## Exercise instructions
Each line that includes "листах" counts once; give the total and nothing besides.

## Data entries
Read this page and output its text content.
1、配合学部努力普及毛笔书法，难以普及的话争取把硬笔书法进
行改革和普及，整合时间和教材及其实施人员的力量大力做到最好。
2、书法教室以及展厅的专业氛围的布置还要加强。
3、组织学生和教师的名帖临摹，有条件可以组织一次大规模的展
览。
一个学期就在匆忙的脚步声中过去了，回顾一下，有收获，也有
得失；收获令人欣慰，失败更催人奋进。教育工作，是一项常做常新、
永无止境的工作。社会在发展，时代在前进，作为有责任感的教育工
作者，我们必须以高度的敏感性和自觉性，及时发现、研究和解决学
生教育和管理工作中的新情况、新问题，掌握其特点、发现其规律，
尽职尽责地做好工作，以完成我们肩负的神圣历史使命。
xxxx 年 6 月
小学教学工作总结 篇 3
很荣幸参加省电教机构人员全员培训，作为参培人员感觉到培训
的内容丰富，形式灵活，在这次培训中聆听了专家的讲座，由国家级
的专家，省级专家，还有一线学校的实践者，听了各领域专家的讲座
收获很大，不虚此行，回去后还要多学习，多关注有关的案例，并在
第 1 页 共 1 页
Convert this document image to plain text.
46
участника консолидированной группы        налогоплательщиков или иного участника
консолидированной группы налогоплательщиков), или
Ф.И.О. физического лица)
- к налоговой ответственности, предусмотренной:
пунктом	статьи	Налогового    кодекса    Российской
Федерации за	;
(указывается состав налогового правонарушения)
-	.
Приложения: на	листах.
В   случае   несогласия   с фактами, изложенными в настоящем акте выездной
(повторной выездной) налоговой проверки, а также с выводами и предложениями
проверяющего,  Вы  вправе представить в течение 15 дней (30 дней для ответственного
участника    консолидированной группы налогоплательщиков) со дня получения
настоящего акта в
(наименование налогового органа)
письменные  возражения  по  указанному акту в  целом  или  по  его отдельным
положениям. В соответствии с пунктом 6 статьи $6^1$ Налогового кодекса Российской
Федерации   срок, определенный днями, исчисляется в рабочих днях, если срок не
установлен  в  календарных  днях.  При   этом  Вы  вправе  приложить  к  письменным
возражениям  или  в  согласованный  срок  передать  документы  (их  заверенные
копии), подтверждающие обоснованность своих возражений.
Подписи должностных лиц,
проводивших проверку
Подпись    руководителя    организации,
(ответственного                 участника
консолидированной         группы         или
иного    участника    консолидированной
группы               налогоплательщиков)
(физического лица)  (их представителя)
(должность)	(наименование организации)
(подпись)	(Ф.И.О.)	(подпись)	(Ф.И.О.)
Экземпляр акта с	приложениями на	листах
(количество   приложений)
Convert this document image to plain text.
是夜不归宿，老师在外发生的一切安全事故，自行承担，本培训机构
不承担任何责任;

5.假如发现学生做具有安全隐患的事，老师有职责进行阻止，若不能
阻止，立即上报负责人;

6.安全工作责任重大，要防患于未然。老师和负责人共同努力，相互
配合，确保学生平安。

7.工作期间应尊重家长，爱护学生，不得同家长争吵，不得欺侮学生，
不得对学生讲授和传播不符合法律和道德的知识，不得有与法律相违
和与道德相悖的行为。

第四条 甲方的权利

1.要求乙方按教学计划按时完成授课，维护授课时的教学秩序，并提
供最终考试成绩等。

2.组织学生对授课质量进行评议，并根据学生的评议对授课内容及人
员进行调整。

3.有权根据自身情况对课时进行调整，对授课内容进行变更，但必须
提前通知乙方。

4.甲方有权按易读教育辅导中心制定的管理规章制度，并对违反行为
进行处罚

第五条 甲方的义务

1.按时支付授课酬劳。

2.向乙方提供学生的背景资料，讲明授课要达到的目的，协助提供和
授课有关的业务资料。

## Solution to the problem
2